• [Task prompt] What lines of the data include the string "name"? Copy them all.
════════════════════
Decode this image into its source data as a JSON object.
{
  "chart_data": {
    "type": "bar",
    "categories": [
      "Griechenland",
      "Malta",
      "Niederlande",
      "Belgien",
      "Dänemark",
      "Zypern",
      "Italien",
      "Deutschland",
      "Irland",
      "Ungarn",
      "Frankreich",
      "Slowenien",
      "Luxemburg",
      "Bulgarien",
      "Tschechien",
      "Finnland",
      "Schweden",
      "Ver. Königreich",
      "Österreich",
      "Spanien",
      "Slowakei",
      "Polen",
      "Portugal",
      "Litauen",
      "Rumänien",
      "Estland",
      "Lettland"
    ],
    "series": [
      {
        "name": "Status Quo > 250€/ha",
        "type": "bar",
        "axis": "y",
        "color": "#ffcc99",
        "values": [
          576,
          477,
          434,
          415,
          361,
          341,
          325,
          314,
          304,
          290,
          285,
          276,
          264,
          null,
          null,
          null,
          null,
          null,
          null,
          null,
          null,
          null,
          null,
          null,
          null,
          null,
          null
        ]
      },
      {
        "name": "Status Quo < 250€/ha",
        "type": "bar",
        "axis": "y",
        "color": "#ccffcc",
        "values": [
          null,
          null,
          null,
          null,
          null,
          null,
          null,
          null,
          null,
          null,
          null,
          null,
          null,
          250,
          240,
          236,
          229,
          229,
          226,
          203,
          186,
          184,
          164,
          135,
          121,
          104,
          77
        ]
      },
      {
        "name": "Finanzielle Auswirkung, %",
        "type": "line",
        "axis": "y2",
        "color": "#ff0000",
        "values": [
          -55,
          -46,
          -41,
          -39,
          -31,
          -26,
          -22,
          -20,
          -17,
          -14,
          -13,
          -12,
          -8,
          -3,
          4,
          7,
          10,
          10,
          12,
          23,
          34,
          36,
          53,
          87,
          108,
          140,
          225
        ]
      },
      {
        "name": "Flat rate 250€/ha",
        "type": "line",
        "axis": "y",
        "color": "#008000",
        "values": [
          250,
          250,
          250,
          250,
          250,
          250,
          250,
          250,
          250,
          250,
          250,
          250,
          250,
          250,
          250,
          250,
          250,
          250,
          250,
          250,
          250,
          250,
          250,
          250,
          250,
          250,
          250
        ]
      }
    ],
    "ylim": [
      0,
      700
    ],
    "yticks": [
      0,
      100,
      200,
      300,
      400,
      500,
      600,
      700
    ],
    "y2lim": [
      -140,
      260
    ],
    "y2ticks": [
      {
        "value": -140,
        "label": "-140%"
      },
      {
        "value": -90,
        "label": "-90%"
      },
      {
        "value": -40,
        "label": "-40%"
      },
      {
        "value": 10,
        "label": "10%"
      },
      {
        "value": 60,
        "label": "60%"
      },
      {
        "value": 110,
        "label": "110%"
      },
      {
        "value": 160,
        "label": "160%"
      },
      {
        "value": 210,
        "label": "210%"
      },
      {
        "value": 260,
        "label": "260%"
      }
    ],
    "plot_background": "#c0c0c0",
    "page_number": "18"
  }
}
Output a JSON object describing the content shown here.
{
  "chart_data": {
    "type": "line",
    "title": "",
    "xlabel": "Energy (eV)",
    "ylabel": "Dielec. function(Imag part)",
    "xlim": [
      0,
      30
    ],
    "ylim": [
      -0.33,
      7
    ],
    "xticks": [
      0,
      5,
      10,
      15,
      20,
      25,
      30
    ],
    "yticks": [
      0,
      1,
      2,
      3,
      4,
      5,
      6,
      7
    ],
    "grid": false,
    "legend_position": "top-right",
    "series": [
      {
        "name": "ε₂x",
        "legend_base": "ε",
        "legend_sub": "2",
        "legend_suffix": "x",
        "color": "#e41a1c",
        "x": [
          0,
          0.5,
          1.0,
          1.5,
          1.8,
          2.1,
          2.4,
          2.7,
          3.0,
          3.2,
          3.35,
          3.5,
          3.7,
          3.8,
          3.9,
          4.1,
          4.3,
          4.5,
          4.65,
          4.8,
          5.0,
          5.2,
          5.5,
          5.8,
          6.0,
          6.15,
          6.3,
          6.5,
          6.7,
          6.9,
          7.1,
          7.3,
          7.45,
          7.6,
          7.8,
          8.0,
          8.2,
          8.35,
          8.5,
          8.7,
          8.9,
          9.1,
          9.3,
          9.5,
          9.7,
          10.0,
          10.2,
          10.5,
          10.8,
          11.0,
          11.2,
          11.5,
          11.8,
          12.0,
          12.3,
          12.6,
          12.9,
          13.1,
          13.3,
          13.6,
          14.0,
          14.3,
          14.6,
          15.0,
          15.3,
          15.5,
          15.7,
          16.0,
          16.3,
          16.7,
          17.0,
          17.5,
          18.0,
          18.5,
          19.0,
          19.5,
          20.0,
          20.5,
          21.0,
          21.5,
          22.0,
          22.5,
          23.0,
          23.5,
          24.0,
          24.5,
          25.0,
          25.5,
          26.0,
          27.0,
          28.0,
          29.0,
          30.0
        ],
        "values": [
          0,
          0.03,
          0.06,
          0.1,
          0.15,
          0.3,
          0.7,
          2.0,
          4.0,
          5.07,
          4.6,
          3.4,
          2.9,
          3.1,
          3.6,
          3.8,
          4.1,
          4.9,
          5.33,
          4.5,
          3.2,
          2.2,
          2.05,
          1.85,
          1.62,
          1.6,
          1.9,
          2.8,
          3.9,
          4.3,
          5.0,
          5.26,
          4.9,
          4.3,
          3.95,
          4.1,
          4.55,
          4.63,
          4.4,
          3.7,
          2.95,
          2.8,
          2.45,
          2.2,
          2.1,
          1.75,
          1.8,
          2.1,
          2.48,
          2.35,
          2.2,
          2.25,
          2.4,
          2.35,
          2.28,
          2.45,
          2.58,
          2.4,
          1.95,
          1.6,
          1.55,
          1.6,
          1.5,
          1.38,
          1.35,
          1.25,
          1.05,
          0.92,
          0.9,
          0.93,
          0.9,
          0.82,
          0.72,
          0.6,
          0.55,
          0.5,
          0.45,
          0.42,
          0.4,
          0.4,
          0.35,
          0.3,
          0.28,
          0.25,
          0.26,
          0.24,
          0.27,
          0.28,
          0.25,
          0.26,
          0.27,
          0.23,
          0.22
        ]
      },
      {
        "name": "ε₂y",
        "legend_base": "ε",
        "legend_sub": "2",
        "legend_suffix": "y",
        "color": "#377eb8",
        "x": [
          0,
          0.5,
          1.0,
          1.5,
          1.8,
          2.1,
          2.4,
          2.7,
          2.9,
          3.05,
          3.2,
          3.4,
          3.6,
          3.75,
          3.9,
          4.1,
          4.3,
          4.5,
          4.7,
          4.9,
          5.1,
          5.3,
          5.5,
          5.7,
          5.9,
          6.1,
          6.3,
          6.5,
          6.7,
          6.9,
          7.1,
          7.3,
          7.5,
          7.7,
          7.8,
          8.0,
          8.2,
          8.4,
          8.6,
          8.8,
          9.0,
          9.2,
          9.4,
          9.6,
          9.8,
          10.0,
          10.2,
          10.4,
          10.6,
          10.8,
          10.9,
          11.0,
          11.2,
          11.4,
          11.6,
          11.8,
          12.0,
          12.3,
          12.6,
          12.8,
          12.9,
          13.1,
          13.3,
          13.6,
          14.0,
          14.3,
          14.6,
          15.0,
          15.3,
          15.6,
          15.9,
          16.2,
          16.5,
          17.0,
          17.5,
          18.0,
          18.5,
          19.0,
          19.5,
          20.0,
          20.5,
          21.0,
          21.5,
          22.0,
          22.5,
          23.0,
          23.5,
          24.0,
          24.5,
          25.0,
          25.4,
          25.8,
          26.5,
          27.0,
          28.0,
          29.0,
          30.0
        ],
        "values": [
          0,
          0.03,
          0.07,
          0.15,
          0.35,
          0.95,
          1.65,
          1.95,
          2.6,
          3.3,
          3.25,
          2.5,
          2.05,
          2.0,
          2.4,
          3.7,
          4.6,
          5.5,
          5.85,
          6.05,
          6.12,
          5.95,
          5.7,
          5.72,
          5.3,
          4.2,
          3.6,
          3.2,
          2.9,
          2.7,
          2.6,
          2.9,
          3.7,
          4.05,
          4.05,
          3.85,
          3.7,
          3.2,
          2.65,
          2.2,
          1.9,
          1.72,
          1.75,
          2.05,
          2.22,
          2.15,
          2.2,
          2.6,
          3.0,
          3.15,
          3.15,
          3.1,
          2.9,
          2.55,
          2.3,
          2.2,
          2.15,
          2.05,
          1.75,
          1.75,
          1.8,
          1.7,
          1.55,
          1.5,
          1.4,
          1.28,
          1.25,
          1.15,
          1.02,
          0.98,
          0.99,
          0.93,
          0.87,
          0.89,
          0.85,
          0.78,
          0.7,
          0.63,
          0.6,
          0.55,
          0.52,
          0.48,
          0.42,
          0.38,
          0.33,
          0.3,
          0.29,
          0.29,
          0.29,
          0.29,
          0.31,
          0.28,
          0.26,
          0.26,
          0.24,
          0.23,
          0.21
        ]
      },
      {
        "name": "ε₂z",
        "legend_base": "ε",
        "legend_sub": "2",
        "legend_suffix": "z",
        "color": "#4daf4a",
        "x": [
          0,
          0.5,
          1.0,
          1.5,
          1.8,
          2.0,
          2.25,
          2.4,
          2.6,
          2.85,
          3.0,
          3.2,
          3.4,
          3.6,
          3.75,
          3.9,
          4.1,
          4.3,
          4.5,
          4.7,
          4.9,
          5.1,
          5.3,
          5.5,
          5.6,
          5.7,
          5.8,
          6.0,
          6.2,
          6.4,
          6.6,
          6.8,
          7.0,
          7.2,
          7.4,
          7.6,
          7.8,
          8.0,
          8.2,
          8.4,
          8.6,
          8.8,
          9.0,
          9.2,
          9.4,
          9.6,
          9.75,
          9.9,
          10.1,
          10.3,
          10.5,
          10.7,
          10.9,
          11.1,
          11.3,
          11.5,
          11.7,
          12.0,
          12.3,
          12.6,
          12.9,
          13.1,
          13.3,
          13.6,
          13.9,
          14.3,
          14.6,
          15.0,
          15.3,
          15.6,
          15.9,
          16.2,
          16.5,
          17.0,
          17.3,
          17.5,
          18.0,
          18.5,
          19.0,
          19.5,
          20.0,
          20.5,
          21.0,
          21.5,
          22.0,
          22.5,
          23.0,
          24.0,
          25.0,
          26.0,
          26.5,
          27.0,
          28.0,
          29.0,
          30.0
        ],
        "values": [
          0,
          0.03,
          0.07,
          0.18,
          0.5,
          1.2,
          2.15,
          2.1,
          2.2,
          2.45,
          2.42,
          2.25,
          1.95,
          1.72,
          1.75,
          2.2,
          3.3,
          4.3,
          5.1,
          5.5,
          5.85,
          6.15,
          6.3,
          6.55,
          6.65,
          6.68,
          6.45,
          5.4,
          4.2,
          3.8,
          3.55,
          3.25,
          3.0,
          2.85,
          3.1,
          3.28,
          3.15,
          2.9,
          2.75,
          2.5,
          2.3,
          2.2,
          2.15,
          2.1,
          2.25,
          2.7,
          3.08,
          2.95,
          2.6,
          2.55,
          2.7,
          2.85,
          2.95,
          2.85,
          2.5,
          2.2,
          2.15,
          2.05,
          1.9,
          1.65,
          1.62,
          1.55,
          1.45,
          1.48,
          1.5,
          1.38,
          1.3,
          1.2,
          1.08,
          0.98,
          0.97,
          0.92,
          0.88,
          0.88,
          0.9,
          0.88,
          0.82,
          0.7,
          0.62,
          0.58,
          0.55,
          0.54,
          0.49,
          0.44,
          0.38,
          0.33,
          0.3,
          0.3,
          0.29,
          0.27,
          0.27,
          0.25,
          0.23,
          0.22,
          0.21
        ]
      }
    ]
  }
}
════════════════════
• [Result of this task]
        "name": "Status Quo > 250€/ha",
        "name": "Status Quo < 250€/ha",
        "name": "Finanzielle Auswirkung, %",
        "name": "Flat rate 250€/ha",
        "name": "ε₂x",
        "name": "ε₂y",
        "name": "ε₂z",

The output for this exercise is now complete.